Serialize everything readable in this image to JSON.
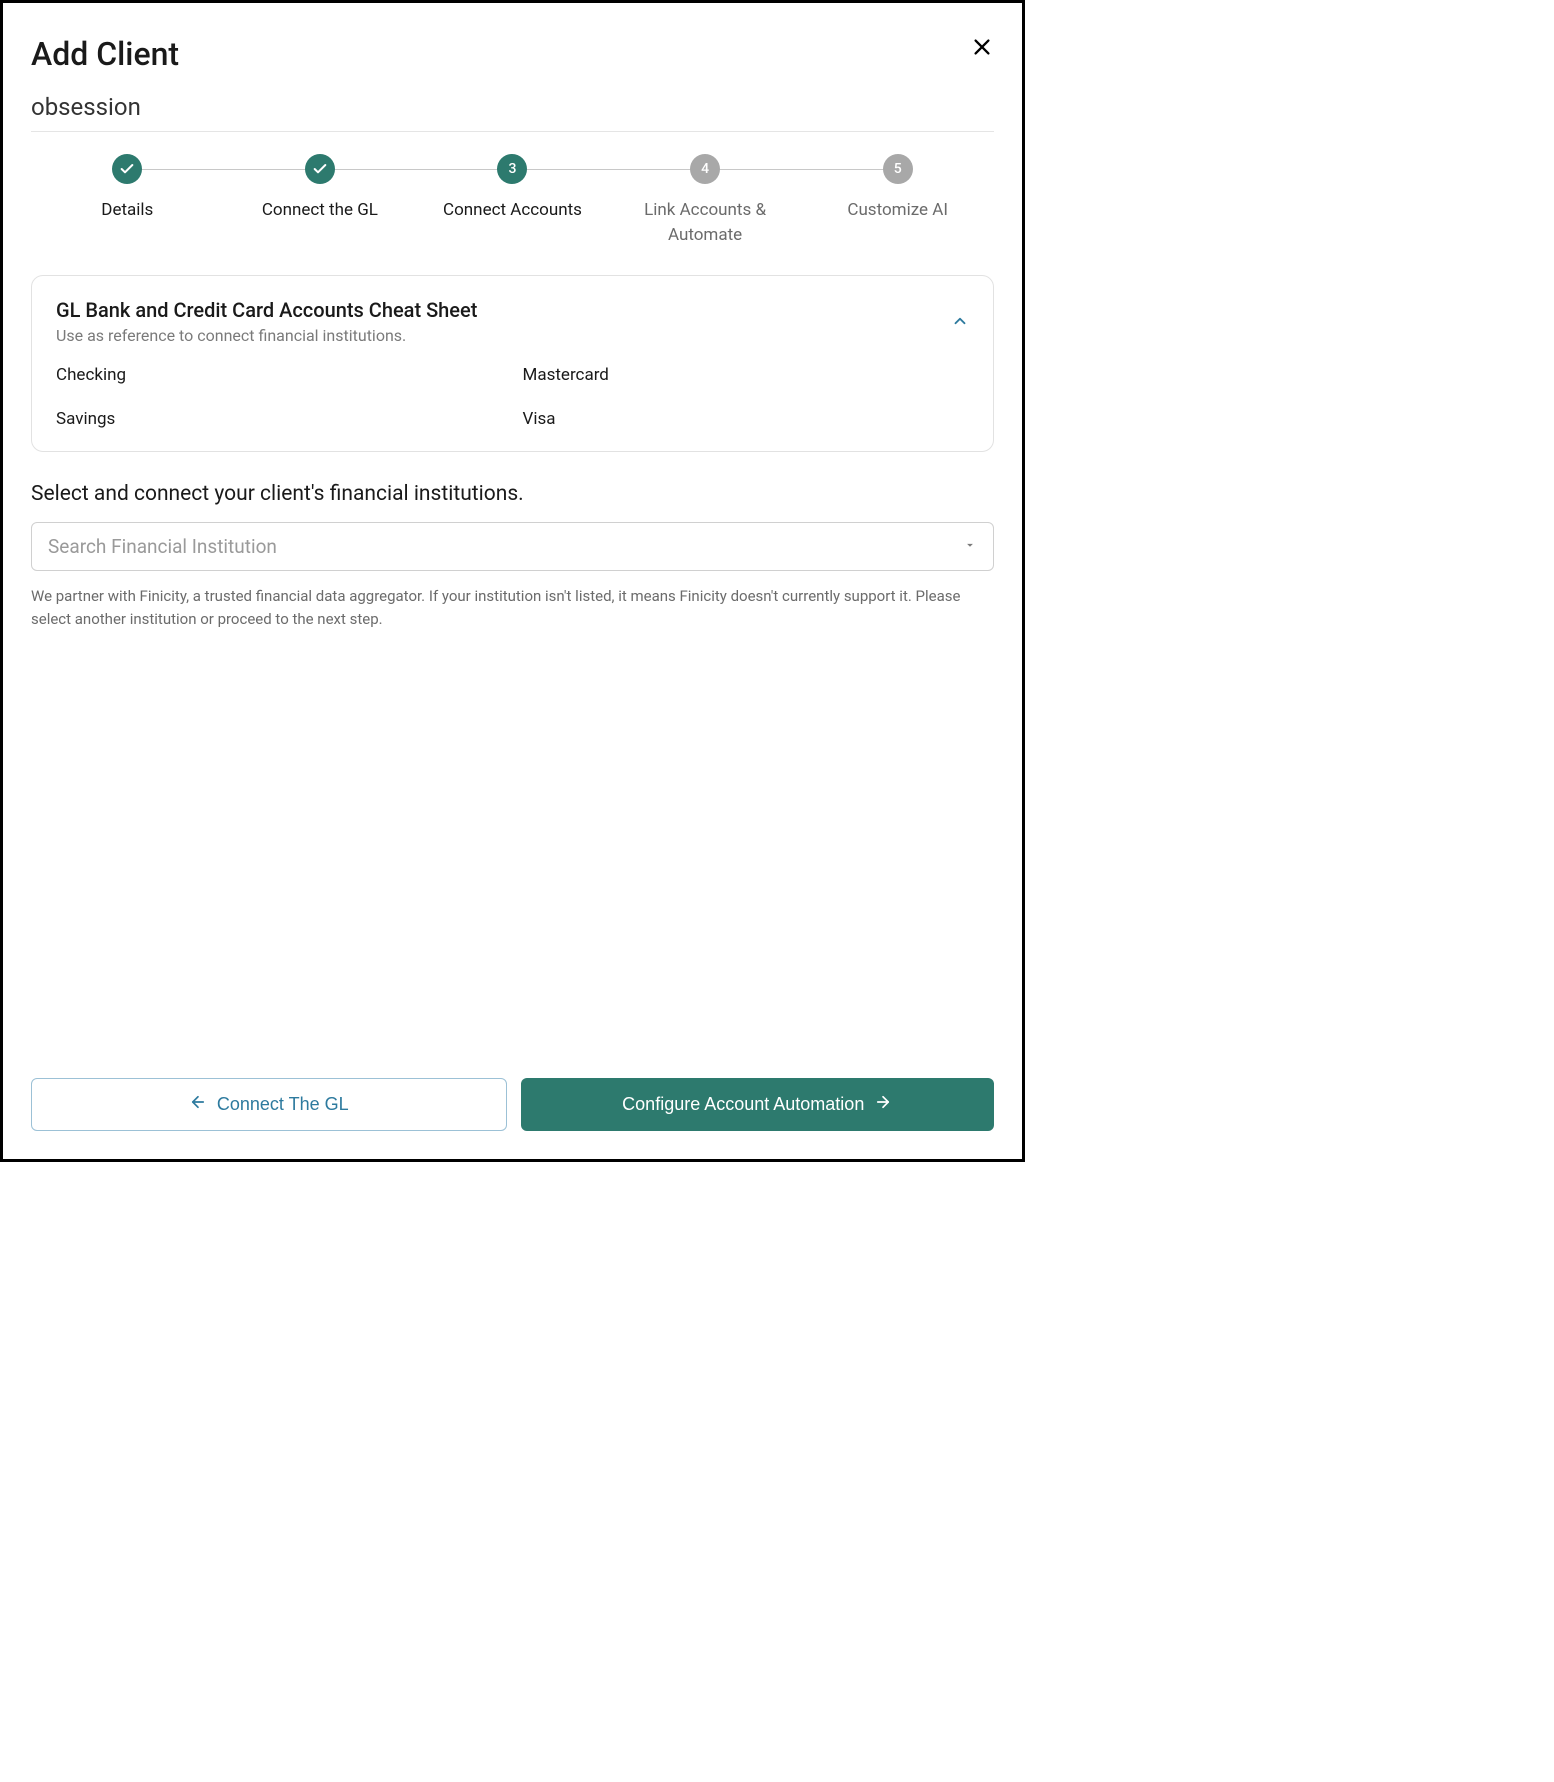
{
  "modal": {
    "title": "Add Client",
    "client_name": "obsession"
  },
  "stepper": {
    "steps": [
      {
        "label": "Details",
        "state": "done"
      },
      {
        "label": "Connect the GL",
        "state": "done"
      },
      {
        "label": "Connect Accounts",
        "state": "active",
        "number": "3"
      },
      {
        "label": "Link Accounts & Automate",
        "state": "pending",
        "number": "4"
      },
      {
        "label": "Customize AI",
        "state": "pending",
        "number": "5"
      }
    ]
  },
  "cheat_sheet": {
    "title": "GL Bank and Credit Card Accounts Cheat Sheet",
    "subtitle": "Use as reference to connect financial institutions.",
    "accounts": [
      "Checking",
      "Mastercard",
      "Savings",
      "Visa"
    ]
  },
  "connect": {
    "heading": "Select and connect your client's financial institutions.",
    "search_placeholder": "Search Financial Institution",
    "helper": "We partner with Finicity, a trusted financial data aggregator. If your institution isn't listed, it means Finicity doesn't currently support it. Please select another institution or proceed to the next step."
  },
  "footer": {
    "back_label": "Connect The GL",
    "next_label": "Configure Account Automation"
  },
  "colors": {
    "primary": "#2d7a6e",
    "link": "#2d7a9e",
    "pending": "#a8a8a8"
  }
}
+-------+
Return only those lines of the records that contain the string "your".

    "heading": "Select and connect your client's financial institutions.",
    "helper": "We partner with Finicity, a trusted financial data aggregator. If your institution isn't listed, it means Finicity doesn't currently support it. Please select another institution or proceed to the next step."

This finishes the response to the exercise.